-- begin --
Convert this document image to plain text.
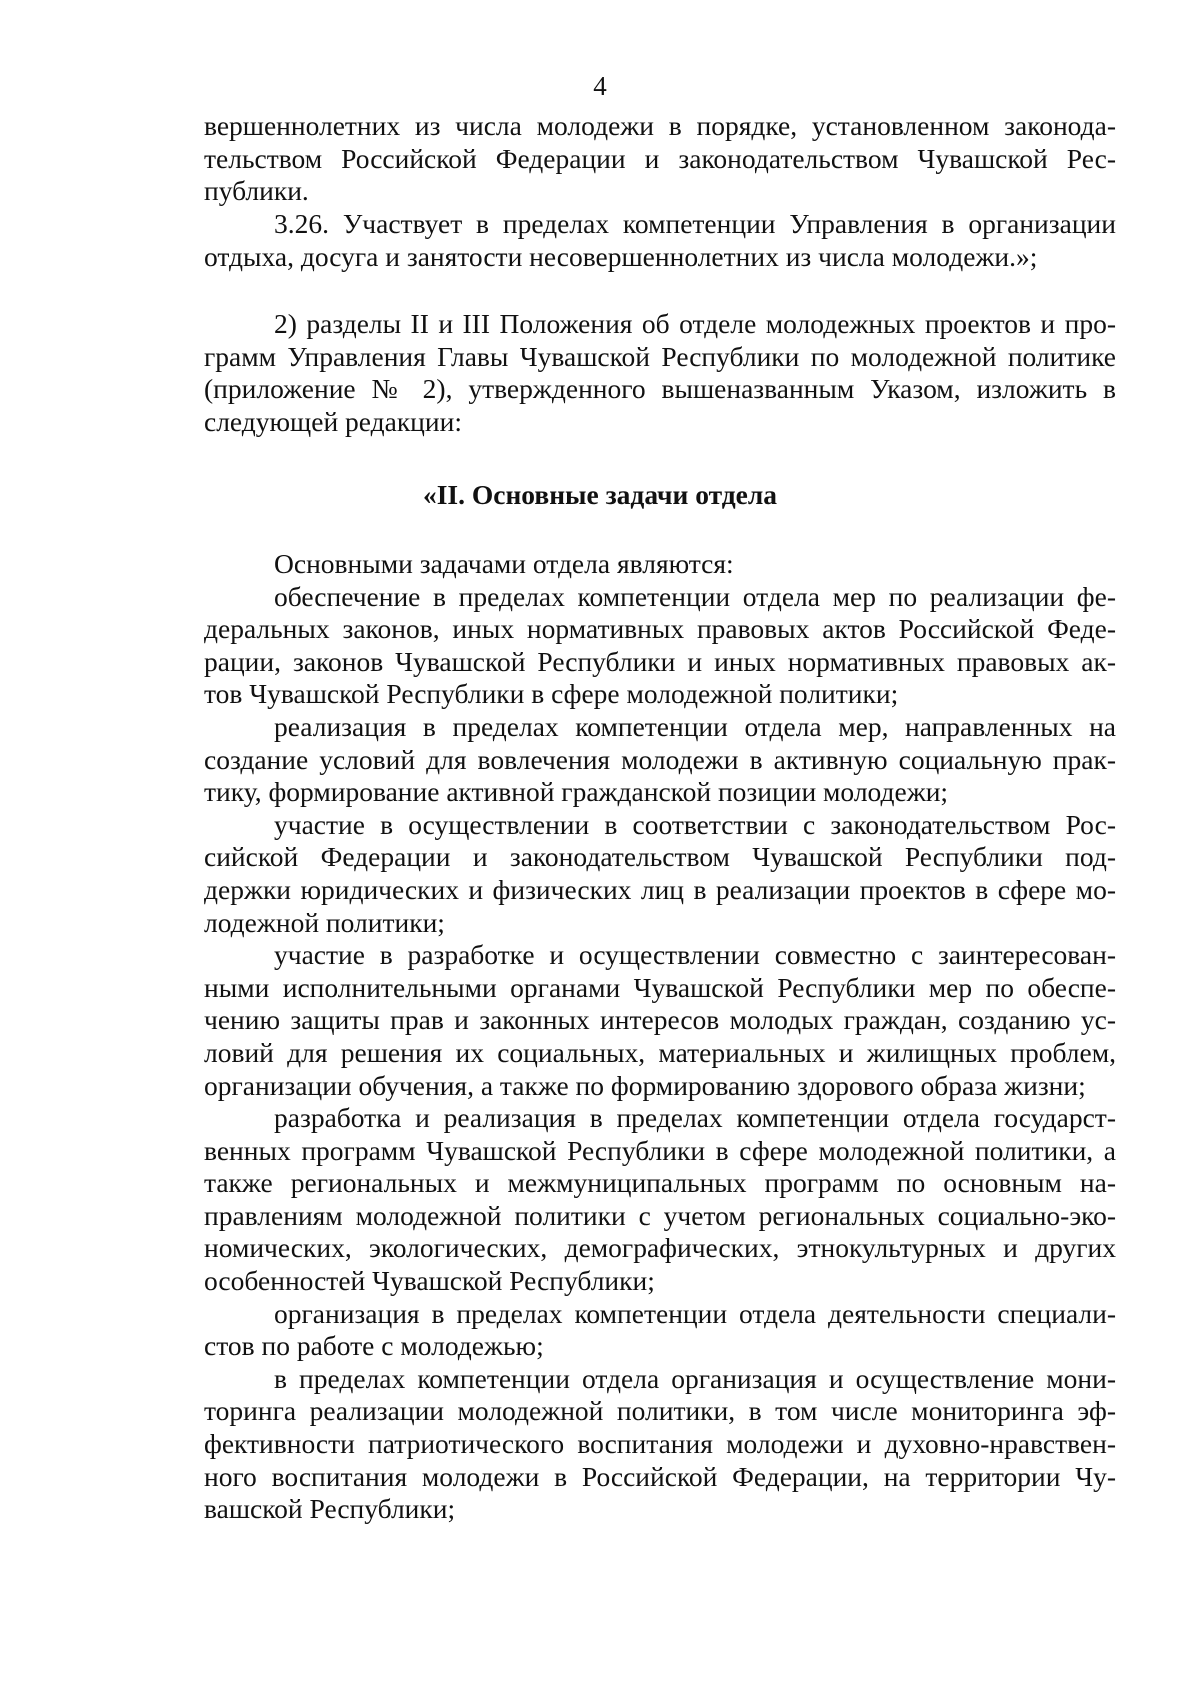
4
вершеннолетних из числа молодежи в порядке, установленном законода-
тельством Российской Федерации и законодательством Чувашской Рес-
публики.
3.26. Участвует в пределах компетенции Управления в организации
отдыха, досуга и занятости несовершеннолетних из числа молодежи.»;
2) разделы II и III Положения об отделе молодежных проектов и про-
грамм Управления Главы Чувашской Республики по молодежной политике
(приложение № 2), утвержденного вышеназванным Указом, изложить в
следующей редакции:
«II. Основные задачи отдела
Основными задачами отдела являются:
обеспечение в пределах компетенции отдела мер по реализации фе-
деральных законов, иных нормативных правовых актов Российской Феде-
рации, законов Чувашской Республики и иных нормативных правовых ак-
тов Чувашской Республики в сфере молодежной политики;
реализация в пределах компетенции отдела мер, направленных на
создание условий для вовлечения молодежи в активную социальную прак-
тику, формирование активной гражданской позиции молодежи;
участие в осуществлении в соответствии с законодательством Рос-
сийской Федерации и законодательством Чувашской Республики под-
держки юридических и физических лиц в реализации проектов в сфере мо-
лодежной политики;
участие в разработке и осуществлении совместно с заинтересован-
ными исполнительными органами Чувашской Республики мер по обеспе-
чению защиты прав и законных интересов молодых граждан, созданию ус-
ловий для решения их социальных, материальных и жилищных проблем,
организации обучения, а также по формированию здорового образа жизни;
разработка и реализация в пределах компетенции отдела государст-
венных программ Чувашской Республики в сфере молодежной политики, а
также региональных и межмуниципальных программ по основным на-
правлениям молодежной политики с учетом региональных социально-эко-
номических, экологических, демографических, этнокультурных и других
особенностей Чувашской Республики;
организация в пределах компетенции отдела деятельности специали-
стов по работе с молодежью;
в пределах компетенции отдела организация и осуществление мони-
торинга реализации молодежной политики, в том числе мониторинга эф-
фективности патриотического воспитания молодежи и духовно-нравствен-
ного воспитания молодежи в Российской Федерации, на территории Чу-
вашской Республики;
-- end --
-- begin --
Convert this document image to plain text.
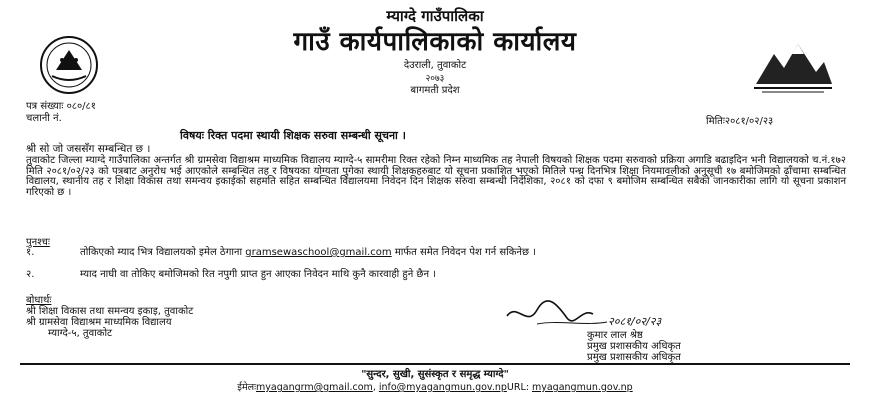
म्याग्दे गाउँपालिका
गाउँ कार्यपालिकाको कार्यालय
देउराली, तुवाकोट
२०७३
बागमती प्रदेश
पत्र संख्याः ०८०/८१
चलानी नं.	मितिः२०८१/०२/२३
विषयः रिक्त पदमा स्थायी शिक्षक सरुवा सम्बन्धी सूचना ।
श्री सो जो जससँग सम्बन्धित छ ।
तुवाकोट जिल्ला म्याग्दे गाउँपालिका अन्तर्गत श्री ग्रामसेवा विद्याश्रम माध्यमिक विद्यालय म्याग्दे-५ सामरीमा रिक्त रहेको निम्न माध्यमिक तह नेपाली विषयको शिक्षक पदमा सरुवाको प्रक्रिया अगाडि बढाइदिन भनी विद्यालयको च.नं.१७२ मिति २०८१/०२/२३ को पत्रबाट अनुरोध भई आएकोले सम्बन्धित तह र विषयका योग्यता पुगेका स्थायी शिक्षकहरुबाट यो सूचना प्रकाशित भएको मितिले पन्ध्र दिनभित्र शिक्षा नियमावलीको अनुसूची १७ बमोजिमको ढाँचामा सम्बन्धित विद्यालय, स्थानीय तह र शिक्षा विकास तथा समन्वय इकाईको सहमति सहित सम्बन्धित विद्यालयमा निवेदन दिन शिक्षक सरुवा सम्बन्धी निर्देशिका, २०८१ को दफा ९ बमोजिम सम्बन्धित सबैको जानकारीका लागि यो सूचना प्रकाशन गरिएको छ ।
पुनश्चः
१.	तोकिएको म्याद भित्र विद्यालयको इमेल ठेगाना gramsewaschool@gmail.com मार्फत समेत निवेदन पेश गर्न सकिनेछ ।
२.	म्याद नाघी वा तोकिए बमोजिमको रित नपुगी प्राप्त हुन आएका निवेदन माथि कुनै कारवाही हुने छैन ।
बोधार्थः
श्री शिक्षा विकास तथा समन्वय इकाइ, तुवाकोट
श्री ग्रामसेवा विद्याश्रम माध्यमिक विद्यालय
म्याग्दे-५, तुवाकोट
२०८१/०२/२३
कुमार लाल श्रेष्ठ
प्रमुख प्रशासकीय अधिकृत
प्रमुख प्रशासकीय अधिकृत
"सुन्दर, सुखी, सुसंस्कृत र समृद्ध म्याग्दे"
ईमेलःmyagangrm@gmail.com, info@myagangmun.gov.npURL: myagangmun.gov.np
-- end --
SET EXERCISE. Report how many lines include the word "проектов". Give nothing but the number.

WRITTEN SOLUTION. 2